Data entries =>
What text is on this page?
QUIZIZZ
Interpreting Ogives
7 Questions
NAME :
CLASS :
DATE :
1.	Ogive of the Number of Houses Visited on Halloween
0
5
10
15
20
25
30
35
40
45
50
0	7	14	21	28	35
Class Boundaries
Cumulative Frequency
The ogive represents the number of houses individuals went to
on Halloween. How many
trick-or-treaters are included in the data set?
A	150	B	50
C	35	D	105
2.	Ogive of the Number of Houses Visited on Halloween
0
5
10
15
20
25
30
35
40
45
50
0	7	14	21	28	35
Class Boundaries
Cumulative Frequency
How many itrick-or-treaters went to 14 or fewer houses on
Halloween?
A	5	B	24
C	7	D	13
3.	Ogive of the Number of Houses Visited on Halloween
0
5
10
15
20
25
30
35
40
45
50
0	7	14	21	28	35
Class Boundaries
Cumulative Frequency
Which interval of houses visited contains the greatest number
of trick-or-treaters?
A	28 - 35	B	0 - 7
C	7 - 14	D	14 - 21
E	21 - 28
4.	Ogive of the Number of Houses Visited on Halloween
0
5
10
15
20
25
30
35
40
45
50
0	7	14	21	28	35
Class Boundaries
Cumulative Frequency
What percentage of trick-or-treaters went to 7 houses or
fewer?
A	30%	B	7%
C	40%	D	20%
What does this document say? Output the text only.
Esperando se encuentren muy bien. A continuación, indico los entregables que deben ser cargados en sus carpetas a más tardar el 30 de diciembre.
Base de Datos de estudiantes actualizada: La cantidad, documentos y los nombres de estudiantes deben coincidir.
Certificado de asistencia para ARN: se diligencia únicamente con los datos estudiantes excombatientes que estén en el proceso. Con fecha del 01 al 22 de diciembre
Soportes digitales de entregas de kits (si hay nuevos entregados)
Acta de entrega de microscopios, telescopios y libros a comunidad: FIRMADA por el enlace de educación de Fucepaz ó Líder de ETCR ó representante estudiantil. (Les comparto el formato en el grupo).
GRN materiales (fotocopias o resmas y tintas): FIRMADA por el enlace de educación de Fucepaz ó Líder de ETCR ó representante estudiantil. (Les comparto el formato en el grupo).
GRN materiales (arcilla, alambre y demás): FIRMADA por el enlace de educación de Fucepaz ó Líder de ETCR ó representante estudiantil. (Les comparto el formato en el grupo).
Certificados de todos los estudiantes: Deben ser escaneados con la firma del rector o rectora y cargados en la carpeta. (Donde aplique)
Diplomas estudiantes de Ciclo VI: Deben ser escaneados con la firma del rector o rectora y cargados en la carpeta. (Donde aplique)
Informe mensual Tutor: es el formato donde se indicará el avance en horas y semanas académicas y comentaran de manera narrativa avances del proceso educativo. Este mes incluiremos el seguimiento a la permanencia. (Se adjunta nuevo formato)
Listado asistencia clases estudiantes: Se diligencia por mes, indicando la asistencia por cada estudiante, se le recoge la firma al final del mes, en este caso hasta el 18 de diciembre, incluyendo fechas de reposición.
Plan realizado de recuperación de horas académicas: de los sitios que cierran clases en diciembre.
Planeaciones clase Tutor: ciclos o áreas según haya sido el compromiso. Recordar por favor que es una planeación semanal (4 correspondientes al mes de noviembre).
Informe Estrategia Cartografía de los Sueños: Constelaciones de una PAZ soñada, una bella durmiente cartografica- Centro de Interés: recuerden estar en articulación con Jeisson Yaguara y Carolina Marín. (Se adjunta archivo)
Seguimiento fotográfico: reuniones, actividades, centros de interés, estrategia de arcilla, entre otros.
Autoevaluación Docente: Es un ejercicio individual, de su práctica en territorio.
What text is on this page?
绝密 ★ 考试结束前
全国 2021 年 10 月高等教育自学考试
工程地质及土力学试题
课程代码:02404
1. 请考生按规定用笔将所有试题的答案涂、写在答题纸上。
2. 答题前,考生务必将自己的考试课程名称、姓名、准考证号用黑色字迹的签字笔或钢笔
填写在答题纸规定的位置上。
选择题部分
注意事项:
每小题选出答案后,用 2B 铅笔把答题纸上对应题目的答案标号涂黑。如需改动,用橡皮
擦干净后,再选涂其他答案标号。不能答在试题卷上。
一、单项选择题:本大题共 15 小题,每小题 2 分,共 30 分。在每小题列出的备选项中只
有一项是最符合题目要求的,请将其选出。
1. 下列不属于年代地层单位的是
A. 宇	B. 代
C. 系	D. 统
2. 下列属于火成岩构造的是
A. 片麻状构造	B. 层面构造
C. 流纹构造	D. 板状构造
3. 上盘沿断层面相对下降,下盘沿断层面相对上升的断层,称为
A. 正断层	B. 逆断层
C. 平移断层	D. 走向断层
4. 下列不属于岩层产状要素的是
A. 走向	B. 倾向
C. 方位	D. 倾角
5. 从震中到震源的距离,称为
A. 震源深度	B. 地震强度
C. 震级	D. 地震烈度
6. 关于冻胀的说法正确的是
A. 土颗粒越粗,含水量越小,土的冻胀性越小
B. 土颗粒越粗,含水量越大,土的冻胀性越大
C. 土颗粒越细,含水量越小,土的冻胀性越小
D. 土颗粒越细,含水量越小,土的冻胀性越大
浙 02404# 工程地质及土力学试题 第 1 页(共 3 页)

Exercise => Using the listing above, work out how many of its lines include "diligencia", and give only the result.

Task answer => 2